■ Goal of the exercise ■
Pull every line containing "organisations" out of the material below.

■ Stored records ■
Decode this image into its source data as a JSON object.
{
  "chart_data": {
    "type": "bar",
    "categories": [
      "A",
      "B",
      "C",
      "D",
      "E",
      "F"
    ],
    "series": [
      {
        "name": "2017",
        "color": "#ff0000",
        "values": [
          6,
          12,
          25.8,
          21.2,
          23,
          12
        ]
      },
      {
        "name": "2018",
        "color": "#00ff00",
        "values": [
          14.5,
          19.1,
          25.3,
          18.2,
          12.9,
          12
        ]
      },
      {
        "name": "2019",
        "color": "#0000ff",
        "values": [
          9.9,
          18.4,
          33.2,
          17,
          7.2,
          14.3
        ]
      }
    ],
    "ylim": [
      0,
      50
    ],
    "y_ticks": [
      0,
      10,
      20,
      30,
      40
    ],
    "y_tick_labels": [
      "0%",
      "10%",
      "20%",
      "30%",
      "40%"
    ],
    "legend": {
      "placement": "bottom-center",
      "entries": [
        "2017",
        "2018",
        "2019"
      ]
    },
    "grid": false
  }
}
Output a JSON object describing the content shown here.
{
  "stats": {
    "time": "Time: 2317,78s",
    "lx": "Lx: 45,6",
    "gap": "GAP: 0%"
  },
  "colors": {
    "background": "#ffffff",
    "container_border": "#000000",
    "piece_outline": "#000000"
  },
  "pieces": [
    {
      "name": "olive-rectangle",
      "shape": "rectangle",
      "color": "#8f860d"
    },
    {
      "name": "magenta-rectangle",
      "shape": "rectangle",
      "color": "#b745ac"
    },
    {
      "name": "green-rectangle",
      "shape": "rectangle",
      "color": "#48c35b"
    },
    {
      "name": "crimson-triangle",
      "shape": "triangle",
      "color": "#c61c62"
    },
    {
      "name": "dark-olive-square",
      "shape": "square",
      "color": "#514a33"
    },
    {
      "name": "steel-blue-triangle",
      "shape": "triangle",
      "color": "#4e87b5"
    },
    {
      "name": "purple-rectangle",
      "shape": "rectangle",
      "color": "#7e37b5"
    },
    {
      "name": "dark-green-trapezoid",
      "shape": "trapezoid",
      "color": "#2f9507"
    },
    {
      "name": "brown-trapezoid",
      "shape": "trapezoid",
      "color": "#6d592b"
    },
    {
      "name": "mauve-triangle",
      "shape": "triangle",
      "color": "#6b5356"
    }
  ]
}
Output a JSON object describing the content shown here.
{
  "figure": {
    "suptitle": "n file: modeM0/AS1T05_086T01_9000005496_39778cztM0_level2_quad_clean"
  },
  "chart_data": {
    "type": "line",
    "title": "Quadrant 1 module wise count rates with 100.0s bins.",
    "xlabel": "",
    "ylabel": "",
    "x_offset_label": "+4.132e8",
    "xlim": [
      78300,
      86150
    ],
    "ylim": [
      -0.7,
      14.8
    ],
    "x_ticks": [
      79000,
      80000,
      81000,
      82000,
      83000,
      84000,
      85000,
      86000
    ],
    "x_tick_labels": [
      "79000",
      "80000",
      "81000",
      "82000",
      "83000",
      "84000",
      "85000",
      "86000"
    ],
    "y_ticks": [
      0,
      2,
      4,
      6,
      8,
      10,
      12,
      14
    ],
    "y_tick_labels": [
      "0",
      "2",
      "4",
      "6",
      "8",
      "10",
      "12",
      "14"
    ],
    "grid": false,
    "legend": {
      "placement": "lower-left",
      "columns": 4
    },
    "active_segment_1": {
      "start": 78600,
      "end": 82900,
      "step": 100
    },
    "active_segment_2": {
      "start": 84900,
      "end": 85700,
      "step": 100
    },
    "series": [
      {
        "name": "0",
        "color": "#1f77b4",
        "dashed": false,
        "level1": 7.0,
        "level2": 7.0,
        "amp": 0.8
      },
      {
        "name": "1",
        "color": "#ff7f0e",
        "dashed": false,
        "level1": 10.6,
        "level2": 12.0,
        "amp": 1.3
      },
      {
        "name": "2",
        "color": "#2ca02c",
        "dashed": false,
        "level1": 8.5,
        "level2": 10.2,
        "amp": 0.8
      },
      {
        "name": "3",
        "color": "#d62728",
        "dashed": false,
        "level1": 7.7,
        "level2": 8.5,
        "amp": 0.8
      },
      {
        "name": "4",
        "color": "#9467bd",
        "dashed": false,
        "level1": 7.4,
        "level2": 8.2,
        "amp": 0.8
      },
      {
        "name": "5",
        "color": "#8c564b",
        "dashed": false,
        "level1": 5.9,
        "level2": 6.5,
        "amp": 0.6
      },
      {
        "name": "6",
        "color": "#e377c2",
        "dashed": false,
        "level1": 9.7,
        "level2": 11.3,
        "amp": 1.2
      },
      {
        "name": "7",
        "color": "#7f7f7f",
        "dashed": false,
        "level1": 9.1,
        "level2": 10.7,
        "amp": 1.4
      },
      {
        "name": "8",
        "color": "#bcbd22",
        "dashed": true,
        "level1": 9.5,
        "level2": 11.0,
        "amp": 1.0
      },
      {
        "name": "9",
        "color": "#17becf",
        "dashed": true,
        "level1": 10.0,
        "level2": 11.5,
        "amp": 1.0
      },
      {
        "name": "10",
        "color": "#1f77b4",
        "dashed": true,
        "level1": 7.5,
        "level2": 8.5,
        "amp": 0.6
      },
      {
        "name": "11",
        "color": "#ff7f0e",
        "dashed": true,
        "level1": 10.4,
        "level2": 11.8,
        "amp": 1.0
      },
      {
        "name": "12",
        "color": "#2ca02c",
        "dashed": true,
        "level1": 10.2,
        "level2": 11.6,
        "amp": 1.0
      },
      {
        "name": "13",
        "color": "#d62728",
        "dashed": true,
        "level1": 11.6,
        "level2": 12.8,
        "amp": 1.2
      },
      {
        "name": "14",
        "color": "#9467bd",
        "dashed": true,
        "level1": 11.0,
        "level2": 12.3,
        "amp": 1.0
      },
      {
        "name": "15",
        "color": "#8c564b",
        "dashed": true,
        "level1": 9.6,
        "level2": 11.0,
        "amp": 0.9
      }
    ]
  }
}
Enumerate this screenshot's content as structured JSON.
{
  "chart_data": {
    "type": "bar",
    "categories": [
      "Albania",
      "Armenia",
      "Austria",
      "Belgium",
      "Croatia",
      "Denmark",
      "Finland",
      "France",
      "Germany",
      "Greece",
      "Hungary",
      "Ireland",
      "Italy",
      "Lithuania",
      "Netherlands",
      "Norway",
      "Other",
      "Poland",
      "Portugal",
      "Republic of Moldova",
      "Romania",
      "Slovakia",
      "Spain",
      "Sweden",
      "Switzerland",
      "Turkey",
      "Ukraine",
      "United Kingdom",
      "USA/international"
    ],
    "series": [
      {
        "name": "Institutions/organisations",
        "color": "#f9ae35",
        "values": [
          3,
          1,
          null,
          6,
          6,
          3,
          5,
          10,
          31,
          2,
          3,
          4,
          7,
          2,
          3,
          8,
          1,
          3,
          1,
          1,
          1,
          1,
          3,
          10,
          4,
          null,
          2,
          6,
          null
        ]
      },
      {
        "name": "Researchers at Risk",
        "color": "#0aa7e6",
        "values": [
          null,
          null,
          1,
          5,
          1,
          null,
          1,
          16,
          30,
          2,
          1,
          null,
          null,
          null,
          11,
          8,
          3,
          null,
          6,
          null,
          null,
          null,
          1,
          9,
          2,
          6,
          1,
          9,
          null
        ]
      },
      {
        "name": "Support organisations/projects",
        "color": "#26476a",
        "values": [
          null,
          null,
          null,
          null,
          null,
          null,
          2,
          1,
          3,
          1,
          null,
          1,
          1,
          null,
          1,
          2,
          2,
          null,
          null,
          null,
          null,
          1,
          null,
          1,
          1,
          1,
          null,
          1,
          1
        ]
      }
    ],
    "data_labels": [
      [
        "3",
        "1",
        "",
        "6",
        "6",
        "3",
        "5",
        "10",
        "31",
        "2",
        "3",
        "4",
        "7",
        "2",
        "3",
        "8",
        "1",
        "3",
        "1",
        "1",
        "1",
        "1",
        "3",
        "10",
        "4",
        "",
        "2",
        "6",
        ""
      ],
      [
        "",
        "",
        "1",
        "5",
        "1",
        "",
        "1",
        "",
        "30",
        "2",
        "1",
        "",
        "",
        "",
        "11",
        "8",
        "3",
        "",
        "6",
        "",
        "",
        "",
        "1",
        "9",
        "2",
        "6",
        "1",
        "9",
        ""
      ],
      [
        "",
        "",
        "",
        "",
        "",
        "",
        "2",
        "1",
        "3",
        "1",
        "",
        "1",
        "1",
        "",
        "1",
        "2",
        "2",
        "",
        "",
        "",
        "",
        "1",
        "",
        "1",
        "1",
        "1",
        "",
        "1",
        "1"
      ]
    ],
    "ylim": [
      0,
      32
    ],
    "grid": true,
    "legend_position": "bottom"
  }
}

■ Solution to this task ■
        "name": "Institutions/organisations",
        "name": "Support organisations/projects",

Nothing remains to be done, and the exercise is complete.